[Stated goal]: Look through the records that follow. Copy every line containing the word "Read".

[start]

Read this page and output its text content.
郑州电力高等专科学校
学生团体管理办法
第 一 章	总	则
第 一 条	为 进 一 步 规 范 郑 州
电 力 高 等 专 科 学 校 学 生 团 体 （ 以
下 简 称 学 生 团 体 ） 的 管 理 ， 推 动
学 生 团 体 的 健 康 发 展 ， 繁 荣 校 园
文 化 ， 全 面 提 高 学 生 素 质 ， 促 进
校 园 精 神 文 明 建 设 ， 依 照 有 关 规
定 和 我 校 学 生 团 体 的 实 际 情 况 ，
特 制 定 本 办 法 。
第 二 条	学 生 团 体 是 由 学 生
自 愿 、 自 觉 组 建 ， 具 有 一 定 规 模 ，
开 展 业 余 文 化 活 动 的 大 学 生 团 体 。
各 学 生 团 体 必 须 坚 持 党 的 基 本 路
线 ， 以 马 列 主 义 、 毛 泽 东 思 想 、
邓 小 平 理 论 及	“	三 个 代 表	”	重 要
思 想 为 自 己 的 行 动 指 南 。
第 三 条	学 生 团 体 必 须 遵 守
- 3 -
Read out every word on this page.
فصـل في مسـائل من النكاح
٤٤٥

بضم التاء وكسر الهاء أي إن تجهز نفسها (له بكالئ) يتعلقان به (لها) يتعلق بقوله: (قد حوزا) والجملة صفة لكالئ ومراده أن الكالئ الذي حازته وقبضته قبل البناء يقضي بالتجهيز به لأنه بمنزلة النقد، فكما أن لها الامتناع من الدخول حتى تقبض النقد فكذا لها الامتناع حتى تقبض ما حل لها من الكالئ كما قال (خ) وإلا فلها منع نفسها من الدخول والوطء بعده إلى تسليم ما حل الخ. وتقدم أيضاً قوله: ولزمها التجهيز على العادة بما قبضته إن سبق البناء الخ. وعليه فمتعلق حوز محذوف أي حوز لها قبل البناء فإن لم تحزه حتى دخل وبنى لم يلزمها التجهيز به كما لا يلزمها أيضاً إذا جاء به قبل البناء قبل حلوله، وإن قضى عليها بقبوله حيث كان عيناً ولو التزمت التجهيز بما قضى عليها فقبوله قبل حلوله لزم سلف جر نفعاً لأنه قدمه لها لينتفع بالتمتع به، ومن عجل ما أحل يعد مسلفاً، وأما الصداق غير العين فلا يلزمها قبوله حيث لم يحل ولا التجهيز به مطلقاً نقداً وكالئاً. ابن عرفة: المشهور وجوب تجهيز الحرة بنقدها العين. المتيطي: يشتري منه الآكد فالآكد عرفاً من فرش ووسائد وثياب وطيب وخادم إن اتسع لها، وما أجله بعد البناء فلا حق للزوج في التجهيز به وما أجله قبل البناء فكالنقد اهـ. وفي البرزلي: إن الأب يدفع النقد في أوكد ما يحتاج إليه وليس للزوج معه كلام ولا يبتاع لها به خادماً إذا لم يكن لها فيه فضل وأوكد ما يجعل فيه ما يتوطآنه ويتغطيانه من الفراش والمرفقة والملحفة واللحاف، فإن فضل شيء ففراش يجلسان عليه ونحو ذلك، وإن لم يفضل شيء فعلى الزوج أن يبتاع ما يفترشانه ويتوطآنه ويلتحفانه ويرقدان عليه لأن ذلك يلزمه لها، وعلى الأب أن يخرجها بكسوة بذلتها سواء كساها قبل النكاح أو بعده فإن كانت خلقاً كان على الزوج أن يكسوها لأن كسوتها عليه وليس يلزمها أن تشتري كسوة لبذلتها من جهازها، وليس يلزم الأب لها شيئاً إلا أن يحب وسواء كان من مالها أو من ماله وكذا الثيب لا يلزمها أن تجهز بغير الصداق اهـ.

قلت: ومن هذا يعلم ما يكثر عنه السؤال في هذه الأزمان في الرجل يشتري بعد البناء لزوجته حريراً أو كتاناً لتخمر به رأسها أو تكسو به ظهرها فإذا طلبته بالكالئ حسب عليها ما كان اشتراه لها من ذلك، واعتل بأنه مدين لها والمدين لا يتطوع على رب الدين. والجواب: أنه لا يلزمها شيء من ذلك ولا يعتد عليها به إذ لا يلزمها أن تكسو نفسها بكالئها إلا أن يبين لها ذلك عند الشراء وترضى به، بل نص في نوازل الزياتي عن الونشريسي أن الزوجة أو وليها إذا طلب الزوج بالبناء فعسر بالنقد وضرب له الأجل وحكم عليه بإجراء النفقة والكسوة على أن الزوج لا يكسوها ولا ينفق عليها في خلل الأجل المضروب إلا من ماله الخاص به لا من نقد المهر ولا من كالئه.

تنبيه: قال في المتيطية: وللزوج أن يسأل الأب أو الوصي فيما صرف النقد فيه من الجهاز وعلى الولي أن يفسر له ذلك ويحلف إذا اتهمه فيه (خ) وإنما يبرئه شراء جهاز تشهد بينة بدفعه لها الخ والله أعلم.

[end]

[Solution]:
Read this page and output its text content.
Read out every word on this page.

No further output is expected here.